### WHAT THIS TASK INVOLVES
Make an exact copy of all the entries, with the pictures left out.

****************************************

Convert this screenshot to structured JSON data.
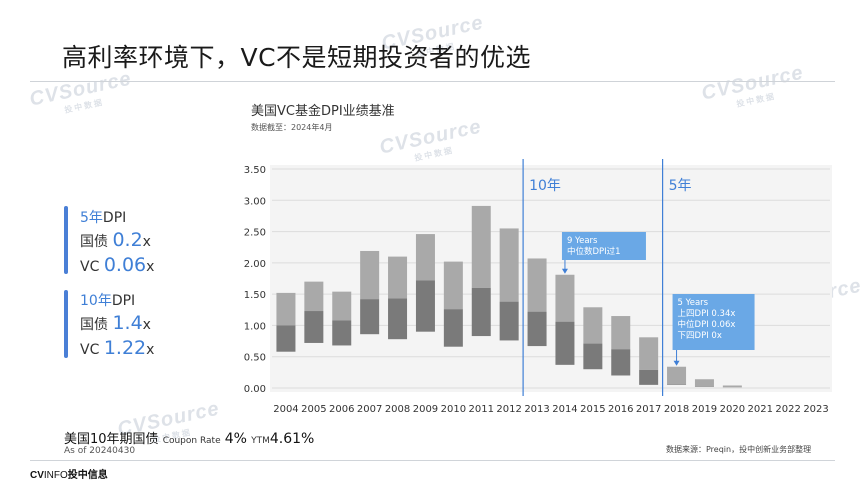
{
  "slide": {
    "title": "高利率环境下，VC不是短期投资者的优选"
  },
  "chart_title": "美国VC基金DPI业绩基准",
  "chart_subtitle": "数据截至：2024年4月",
  "watermark": {
    "main": "CVSource",
    "sub": "投中数据"
  },
  "kpis": {
    "five_year": {
      "label_num": "5年",
      "label_suffix": "DPI",
      "bond_label": "国债",
      "bond_value": "0.2",
      "bond_unit": "x",
      "vc_label": "VC",
      "vc_value": "0.06",
      "vc_unit": "x"
    },
    "ten_year": {
      "label_num": "10年",
      "label_suffix": "DPI",
      "bond_label": "国债",
      "bond_value": "1.4",
      "bond_unit": "x",
      "vc_label": "VC",
      "vc_value": "1.22",
      "vc_unit": "x"
    }
  },
  "bond_info": {
    "name": "美国10年期国债",
    "coupon_label": "Coupon Rate",
    "coupon_value": "4%",
    "ytm_label": "YTM",
    "ytm_value": "4.61%",
    "as_of": "As of 20240430"
  },
  "source": "数据来源：Preqin，投中创新业务部整理",
  "logo": {
    "a": "CV",
    "b": "INFO",
    "c": "投中信息"
  },
  "chart_data": {
    "type": "bar",
    "categories": [
      "2004",
      "2005",
      "2006",
      "2007",
      "2008",
      "2009",
      "2010",
      "2011",
      "2012",
      "2013",
      "2014",
      "2015",
      "2016",
      "2017",
      "2018",
      "2019",
      "2020",
      "2021",
      "2022",
      "2023"
    ],
    "series": [
      {
        "name": "",
        "description": "floating bar: bottom quartile to top quartile DPI",
        "low": [
          0.58,
          0.72,
          0.68,
          0.86,
          0.78,
          0.9,
          0.66,
          0.83,
          0.76,
          0.67,
          0.37,
          0.3,
          0.2,
          0.05,
          0.05,
          0.02,
          0.01,
          null,
          null,
          null
        ],
        "high": [
          1.52,
          1.7,
          1.54,
          2.19,
          2.1,
          2.46,
          2.02,
          2.91,
          2.55,
          2.07,
          1.81,
          1.29,
          1.15,
          0.81,
          0.34,
          0.14,
          0.04,
          null,
          null,
          null
        ]
      },
      {
        "name": "",
        "description": "median split (dark lower segment top)",
        "median": [
          1.0,
          1.23,
          1.08,
          1.42,
          1.43,
          1.72,
          1.26,
          1.6,
          1.38,
          1.22,
          1.06,
          0.71,
          0.62,
          0.29,
          0.06,
          0.03,
          0.01,
          null,
          null,
          null
        ]
      }
    ],
    "ylim": [
      0,
      3.5
    ],
    "yticks": [
      "0.00",
      "0.50",
      "1.00",
      "1.50",
      "2.00",
      "2.50",
      "3.00",
      "3.50"
    ],
    "grid": true,
    "colors": {
      "upper": "#a9a9a9",
      "lower": "#7a7a7a",
      "accent": "#3f7fd6",
      "callout": "#6aa8e6"
    },
    "vlines": [
      {
        "label": "10年",
        "after_category": "2012"
      },
      {
        "label": "5年",
        "after_category": "2017"
      }
    ],
    "callouts": [
      {
        "category": "2014",
        "lines": [
          "9 Years",
          "中位数DPI过1"
        ]
      },
      {
        "category": "2018",
        "lines": [
          "5 Years",
          "上四DPI 0.34x",
          "中位DPI 0.06x",
          "下四DPI 0x"
        ]
      }
    ]
  }
}
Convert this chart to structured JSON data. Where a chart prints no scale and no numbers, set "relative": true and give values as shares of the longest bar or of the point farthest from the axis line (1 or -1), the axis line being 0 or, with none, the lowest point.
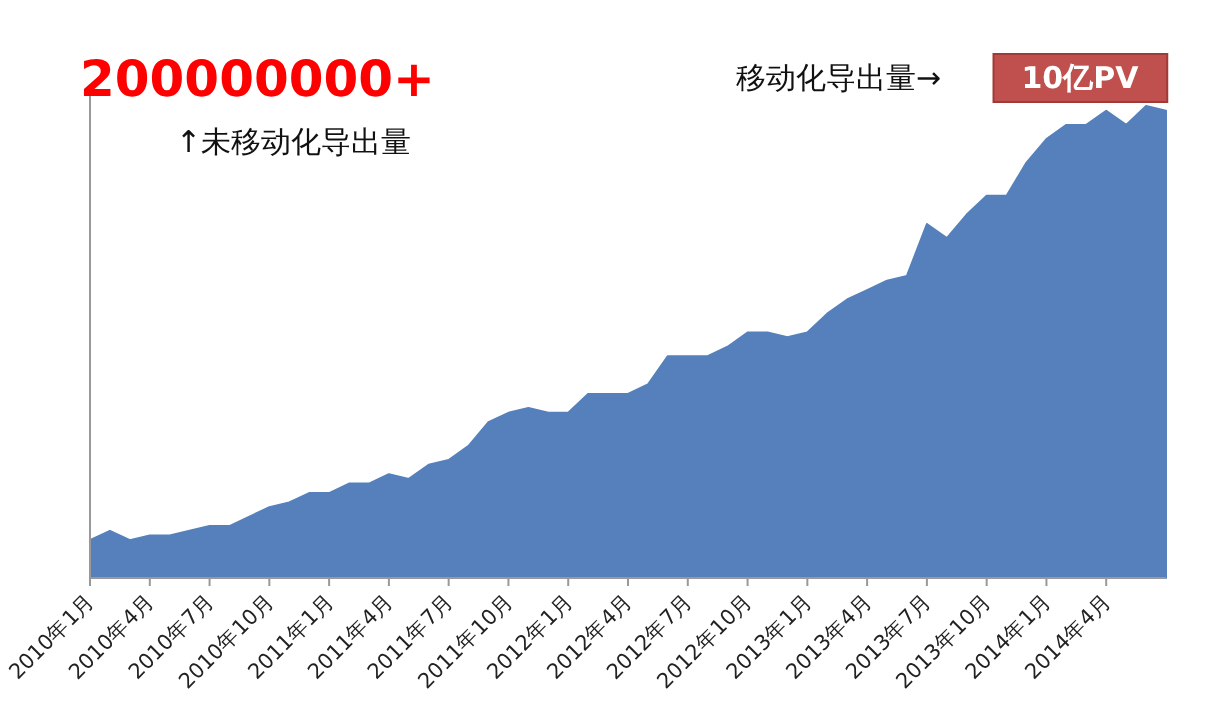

****************************************

### FINISHED ANSWER
Convert this screenshot to structured JSON data.
{
  "slide": {
    "title": "高利率环境下，VC不是短期投资者的优选"
  },
  "chart_title": "美国VC基金DPI业绩基准",
  "chart_subtitle": "数据截至：2024年4月",
  "watermark": {
    "main": "CVSource",
    "sub": "投中数据"
  },
  "kpis": {
    "five_year": {
      "label_num": "5年",
      "label_suffix": "DPI",
      "bond_label": "国债",
      "bond_value": "0.2",
      "bond_unit": "x",
      "vc_label": "VC",
      "vc_value": "0.06",
      "vc_unit": "x"
    },
    "ten_year": {
      "label_num": "10年",
      "label_suffix": "DPI",
      "bond_label": "国债",
      "bond_value": "1.4",
      "bond_unit": "x",
      "vc_label": "VC",
      "vc_value": "1.22",
      "vc_unit": "x"
    }
  },
  "bond_info": {
    "name": "美国10年期国债",
    "coupon_label": "Coupon Rate",
    "coupon_value": "4%",
    "ytm_label": "YTM",
    "ytm_value": "4.61%",
    "as_of": "As of 20240430"
  },
  "source": "数据来源：Preqin，投中创新业务部整理",
  "logo": {
    "a": "CV",
    "b": "INFO",
    "c": "投中信息"
  },
  "chart_data": {
    "type": "bar",
    "categories": [
      "2004",
      "2005",
      "2006",
      "2007",
      "2008",
      "2009",
      "2010",
      "2011",
      "2012",
      "2013",
      "2014",
      "2015",
      "2016",
      "2017",
      "2018",
      "2019",
      "2020",
      "2021",
      "2022",
      "2023"
    ],
    "series": [
      {
        "name": "",
        "description": "floating bar: bottom quartile to top quartile DPI",
        "low": [
          0.58,
          0.72,
          0.68,
          0.86,
          0.78,
          0.9,
          0.66,
          0.83,
          0.76,
          0.67,
          0.37,
          0.3,
          0.2,
          0.05,
          0.05,
          0.02,
          0.01,
          null,
          null,
          null
        ],
        "high": [
          1.52,
          1.7,
          1.54,
          2.19,
          2.1,
          2.46,
          2.02,
          2.91,
          2.55,
          2.07,
          1.81,
          1.29,
          1.15,
          0.81,
          0.34,
          0.14,
          0.04,
          null,
          null,
          null
        ]
      },
      {
        "name": "",
        "description": "median split (dark lower segment top)",
        "median": [
          1.0,
          1.23,
          1.08,
          1.42,
          1.43,
          1.72,
          1.26,
          1.6,
          1.38,
          1.22,
          1.06,
          0.71,
          0.62,
          0.29,
          0.06,
          0.03,
          0.01,
          null,
          null,
          null
        ]
      }
    ],
    "ylim": [
      0,
      3.5
    ],
    "yticks": [
      "0.00",
      "0.50",
      "1.00",
      "1.50",
      "2.00",
      "2.50",
      "3.00",
      "3.50"
    ],
    "grid": true,
    "colors": {
      "upper": "#a9a9a9",
      "lower": "#7a7a7a",
      "accent": "#3f7fd6",
      "callout": "#6aa8e6"
    },
    "vlines": [
      {
        "label": "10年",
        "after_category": "2012"
      },
      {
        "label": "5年",
        "after_category": "2017"
      }
    ],
    "callouts": [
      {
        "category": "2014",
        "lines": [
          "9 Years",
          "中位数DPI过1"
        ]
      },
      {
        "category": "2018",
        "lines": [
          "5 Years",
          "上四DPI 0.34x",
          "中位DPI 0.06x",
          "下四DPI 0x"
        ]
      }
    ]
  }
}
Convert this chart to structured JSON data. Where a chart prints no scale and no numbers, set "relative": true and give values as shares of the longest bar or of the point farthest from the axis line (1 or -1), the axis line being 0 or, with none, the lowest point.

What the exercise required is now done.